**Aim**
Write out the records below once more, exactly as they stand.

======== Supplied entries

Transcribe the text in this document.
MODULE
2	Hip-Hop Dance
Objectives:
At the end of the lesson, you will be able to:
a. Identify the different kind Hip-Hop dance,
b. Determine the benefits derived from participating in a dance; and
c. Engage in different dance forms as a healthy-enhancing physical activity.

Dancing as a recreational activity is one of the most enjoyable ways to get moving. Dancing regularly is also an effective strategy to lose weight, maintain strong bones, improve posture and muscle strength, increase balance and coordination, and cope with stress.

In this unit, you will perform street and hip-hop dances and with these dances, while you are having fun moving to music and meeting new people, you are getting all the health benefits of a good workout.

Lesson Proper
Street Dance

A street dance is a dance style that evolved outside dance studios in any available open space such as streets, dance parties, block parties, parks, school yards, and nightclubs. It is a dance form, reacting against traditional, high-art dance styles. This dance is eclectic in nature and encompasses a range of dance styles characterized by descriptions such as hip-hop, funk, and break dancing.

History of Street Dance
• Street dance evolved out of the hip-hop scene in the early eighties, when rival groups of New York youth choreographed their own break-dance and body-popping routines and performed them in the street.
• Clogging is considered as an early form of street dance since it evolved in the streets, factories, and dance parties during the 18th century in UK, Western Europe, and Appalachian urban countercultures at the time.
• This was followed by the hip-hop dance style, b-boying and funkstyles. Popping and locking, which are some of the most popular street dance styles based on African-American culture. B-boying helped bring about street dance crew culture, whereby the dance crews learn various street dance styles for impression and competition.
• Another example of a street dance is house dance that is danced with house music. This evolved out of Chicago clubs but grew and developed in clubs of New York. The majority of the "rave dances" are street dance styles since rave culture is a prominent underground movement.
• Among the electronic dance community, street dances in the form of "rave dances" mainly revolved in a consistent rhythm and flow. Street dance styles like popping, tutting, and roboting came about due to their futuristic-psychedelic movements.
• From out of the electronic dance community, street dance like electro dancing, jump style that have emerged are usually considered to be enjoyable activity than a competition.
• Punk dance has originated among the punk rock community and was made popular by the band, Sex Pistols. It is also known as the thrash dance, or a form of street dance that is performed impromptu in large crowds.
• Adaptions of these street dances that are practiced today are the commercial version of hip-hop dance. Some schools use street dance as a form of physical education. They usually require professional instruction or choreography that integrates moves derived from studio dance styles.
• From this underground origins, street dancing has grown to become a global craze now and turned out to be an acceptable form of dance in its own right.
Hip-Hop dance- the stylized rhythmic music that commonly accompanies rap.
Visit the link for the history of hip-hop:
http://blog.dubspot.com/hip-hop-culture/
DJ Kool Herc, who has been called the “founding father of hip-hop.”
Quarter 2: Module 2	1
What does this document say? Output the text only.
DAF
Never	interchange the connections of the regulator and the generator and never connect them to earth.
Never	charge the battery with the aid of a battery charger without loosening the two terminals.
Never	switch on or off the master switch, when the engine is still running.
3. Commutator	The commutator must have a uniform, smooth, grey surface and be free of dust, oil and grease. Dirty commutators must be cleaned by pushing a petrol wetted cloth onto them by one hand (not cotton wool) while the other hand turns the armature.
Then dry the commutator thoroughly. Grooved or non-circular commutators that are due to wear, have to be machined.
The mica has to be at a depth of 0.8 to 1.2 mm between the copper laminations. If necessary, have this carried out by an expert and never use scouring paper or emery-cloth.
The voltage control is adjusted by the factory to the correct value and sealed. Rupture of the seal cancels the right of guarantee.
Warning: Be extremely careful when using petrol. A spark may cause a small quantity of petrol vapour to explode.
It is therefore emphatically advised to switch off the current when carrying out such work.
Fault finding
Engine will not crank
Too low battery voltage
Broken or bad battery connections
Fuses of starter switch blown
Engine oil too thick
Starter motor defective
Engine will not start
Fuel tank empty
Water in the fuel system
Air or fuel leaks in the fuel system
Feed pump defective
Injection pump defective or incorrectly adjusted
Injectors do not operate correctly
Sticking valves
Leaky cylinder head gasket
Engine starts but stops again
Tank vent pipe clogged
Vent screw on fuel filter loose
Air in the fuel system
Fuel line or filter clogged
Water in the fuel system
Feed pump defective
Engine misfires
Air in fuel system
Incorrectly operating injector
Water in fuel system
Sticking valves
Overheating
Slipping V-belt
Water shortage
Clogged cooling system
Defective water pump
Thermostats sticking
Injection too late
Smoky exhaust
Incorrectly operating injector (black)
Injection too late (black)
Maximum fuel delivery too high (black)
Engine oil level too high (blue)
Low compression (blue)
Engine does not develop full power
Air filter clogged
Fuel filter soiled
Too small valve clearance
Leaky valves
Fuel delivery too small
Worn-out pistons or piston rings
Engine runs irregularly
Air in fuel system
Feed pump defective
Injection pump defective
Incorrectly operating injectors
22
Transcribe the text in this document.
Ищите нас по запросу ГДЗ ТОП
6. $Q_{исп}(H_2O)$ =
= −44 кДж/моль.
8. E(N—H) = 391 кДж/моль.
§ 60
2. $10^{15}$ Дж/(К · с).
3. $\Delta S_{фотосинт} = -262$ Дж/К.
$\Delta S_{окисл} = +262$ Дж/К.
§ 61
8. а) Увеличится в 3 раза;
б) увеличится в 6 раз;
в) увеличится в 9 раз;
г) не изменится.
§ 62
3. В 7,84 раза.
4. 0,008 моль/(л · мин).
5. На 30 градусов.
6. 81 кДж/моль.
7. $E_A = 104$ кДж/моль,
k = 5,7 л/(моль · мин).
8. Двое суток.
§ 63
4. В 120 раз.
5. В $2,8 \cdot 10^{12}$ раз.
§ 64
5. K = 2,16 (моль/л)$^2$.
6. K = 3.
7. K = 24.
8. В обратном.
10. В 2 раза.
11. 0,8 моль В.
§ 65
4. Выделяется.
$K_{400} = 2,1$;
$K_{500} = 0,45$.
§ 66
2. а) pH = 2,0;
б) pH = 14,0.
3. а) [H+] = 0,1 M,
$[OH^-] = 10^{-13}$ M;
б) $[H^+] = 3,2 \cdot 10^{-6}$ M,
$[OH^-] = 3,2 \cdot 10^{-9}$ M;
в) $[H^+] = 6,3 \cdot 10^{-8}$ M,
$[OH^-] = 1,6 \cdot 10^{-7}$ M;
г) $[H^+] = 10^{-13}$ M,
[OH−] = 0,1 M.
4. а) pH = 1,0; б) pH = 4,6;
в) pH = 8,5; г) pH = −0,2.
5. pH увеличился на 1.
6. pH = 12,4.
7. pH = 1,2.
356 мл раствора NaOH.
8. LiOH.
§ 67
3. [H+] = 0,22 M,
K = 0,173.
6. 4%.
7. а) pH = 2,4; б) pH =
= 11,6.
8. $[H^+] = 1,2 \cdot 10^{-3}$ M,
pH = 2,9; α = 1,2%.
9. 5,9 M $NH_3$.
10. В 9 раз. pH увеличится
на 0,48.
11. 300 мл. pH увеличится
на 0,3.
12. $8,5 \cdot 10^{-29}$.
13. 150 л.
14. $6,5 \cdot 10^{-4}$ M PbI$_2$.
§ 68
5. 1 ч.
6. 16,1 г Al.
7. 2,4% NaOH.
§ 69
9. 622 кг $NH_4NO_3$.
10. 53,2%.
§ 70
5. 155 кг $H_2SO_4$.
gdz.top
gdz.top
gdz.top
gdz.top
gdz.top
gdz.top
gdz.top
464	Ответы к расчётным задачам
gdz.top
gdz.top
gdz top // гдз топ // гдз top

================

**Written response**
Transcribe the text in this document.
MODULE
2	Hip-Hop Dance
Objectives:
At the end of the lesson, you will be able to:
a. Identify the different kind Hip-Hop dance,
b. Determine the benefits derived from participating in a dance; and
c. Engage in different dance forms as a healthy-enhancing physical activity.

Dancing as a recreational activity is one of the most enjoyable ways to get moving. Dancing regularly is also an effective strategy to lose weight, maintain strong bones, improve posture and muscle strength, increase balance and coordination, and cope with stress.

In this unit, you will perform street and hip-hop dances and with these dances, while you are having fun moving to music and meeting new people, you are getting all the health benefits of a good workout.

Lesson Proper
Street Dance

A street dance is a dance style that evolved outside dance studios in any available open space such as streets, dance parties, block parties, parks, school yards, and nightclubs. It is a dance form, reacting against traditional, high-art dance styles. This dance is eclectic in nature and encompasses a range of dance styles characterized by descriptions such as hip-hop, funk, and break dancing.

History of Street Dance
• Street dance evolved out of the hip-hop scene in the early eighties, when rival groups of New York youth choreographed their own break-dance and body-popping routines and performed them in the street.
• Clogging is considered as an early form of street dance since it evolved in the streets, factories, and dance parties during the 18th century in UK, Western Europe, and Appalachian urban countercultures at the time.
• This was followed by the hip-hop dance style, b-boying and funkstyles. Popping and locking, which are some of the most popular street dance styles based on African-American culture. B-boying helped bring about street dance crew culture, whereby the dance crews learn various street dance styles for impression and competition.
• Another example of a street dance is house dance that is danced with house music. This evolved out of Chicago clubs but grew and developed in clubs of New York. The majority of the "rave dances" are street dance styles since rave culture is a prominent underground movement.
• Among the electronic dance community, street dances in the form of "rave dances" mainly revolved in a consistent rhythm and flow. Street dance styles like popping, tutting, and roboting came about due to their futuristic-psychedelic movements.
• From out of the electronic dance community, street dance like electro dancing, jump style that have emerged are usually considered to be enjoyable activity than a competition.
• Punk dance has originated among the punk rock community and was made popular by the band, Sex Pistols. It is also known as the thrash dance, or a form of street dance that is performed impromptu in large crowds.
• Adaptions of these street dances that are practiced today are the commercial version of hip-hop dance. Some schools use street dance as a form of physical education. They usually require professional instruction or choreography that integrates moves derived from studio dance styles.
• From this underground origins, street dancing has grown to become a global craze now and turned out to be an acceptable form of dance in its own right.
Hip-Hop dance- the stylized rhythmic music that commonly accompanies rap.
Visit the link for the history of hip-hop:
http://blog.dubspot.com/hip-hop-culture/
DJ Kool Herc, who has been called the “founding father of hip-hop.”
Quarter 2: Module 2	1
What does this document say? Output the text only.
DAF
Never	interchange the connections of the regulator and the generator and never connect them to earth.
Never	charge the battery with the aid of a battery charger without loosening the two terminals.
Never	switch on or off the master switch, when the engine is still running.
3. Commutator	The commutator must have a uniform, smooth, grey surface and be free of dust, oil and grease. Dirty commutators must be cleaned by pushing a petrol wetted cloth onto them by one hand (not cotton wool) while the other hand turns the armature.
Then dry the commutator thoroughly. Grooved or non-circular commutators that are due to wear, have to be machined.
The mica has to be at a depth of 0.8 to 1.2 mm between the copper laminations. If necessary, have this carried out by an expert and never use scouring paper or emery-cloth.
The voltage control is adjusted by the factory to the correct value and sealed. Rupture of the seal cancels the right of guarantee.
Warning: Be extremely careful when using petrol. A spark may cause a small quantity of petrol vapour to explode.
It is therefore emphatically advised to switch off the current when carrying out such work.
Fault finding
Engine will not crank
Too low battery voltage
Broken or bad battery connections
Fuses of starter switch blown
Engine oil too thick
Starter motor defective
Engine will not start
Fuel tank empty
Water in the fuel system
Air or fuel leaks in the fuel system
Feed pump defective
Injection pump defective or incorrectly adjusted
Injectors do not operate correctly
Sticking valves
Leaky cylinder head gasket
Engine starts but stops again
Tank vent pipe clogged
Vent screw on fuel filter loose
Air in the fuel system
Fuel line or filter clogged
Water in the fuel system
Feed pump defective
Engine misfires
Air in fuel system
Incorrectly operating injector
Water in fuel system
Sticking valves
Overheating
Slipping V-belt
Water shortage
Clogged cooling system
Defective water pump
Thermostats sticking
Injection too late
Smoky exhaust
Incorrectly operating injector (black)
Injection too late (black)
Maximum fuel delivery too high (black)
Engine oil level too high (blue)
Low compression (blue)
Engine does not develop full power
Air filter clogged
Fuel filter soiled
Too small valve clearance
Leaky valves
Fuel delivery too small
Worn-out pistons or piston rings
Engine runs irregularly
Air in fuel system
Feed pump defective
Injection pump defective
Incorrectly operating injectors
22
Transcribe the text in this document.
Ищите нас по запросу ГДЗ ТОП
6. $Q_{исп}(H_2O)$ =
= −44 кДж/моль.
8. E(N—H) = 391 кДж/моль.
§ 60
2. $10^{15}$ Дж/(К · с).
3. $\Delta S_{фотосинт} = -262$ Дж/К.
$\Delta S_{окисл} = +262$ Дж/К.
§ 61
8. а) Увеличится в 3 раза;
б) увеличится в 6 раз;
в) увеличится в 9 раз;
г) не изменится.
§ 62
3. В 7,84 раза.
4. 0,008 моль/(л · мин).
5. На 30 градусов.
6. 81 кДж/моль.
7. $E_A = 104$ кДж/моль,
k = 5,7 л/(моль · мин).
8. Двое суток.
§ 63
4. В 120 раз.
5. В $2,8 \cdot 10^{12}$ раз.
§ 64
5. K = 2,16 (моль/л)$^2$.
6. K = 3.
7. K = 24.
8. В обратном.
10. В 2 раза.
11. 0,8 моль В.
§ 65
4. Выделяется.
$K_{400} = 2,1$;
$K_{500} = 0,45$.
§ 66
2. а) pH = 2,0;
б) pH = 14,0.
3. а) [H+] = 0,1 M,
$[OH^-] = 10^{-13}$ M;
б) $[H^+] = 3,2 \cdot 10^{-6}$ M,
$[OH^-] = 3,2 \cdot 10^{-9}$ M;
в) $[H^+] = 6,3 \cdot 10^{-8}$ M,
$[OH^-] = 1,6 \cdot 10^{-7}$ M;
г) $[H^+] = 10^{-13}$ M,
[OH−] = 0,1 M.
4. а) pH = 1,0; б) pH = 4,6;
в) pH = 8,5; г) pH = −0,2.
5. pH увеличился на 1.
6. pH = 12,4.
7. pH = 1,2.
356 мл раствора NaOH.
8. LiOH.
§ 67
3. [H+] = 0,22 M,
K = 0,173.
6. 4%.
7. а) pH = 2,4; б) pH =
= 11,6.
8. $[H^+] = 1,2 \cdot 10^{-3}$ M,
pH = 2,9; α = 1,2%.
9. 5,9 M $NH_3$.
10. В 9 раз. pH увеличится
на 0,48.
11. 300 мл. pH увеличится
на 0,3.
12. $8,5 \cdot 10^{-29}$.
13. 150 л.
14. $6,5 \cdot 10^{-4}$ M PbI$_2$.
§ 68
5. 1 ч.
6. 16,1 г Al.
7. 2,4% NaOH.
§ 69
9. 622 кг $NH_4NO_3$.
10. 53,2%.
§ 70
5. 155 кг $H_2SO_4$.
gdz.top
gdz.top
gdz.top
gdz.top
gdz.top
gdz.top
gdz.top
464	Ответы к расчётным задачам
gdz.top
gdz.top
gdz top // гдз топ // гдз top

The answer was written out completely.